Provided records →
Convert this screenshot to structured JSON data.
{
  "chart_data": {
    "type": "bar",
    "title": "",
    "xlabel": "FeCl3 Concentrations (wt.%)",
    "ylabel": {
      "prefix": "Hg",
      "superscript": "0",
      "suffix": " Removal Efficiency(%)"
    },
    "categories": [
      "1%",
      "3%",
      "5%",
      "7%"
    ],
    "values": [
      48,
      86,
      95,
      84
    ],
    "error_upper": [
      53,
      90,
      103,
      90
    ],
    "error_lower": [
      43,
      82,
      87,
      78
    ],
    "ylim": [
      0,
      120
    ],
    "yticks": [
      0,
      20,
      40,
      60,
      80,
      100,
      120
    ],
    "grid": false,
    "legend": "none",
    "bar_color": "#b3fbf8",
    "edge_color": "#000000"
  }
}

What you need to do →
Retype the material in full, character for character.

Solution to this problem →
Convert this screenshot to structured JSON data.
{
  "chart_data": {
    "type": "bar",
    "title": "",
    "xlabel": "FeCl3 Concentrations (wt.%)",
    "ylabel": {
      "prefix": "Hg",
      "superscript": "0",
      "suffix": " Removal Efficiency(%)"
    },
    "categories": [
      "1%",
      "3%",
      "5%",
      "7%"
    ],
    "values": [
      48,
      86,
      95,
      84
    ],
    "error_upper": [
      53,
      90,
      103,
      90
    ],
    "error_lower": [
      43,
      82,
      87,
      78
    ],
    "ylim": [
      0,
      120
    ],
    "yticks": [
      0,
      20,
      40,
      60,
      80,
      100,
      120
    ],
    "grid": false,
    "legend": "none",
    "bar_color": "#b3fbf8",
    "edge_color": "#000000"
  }
}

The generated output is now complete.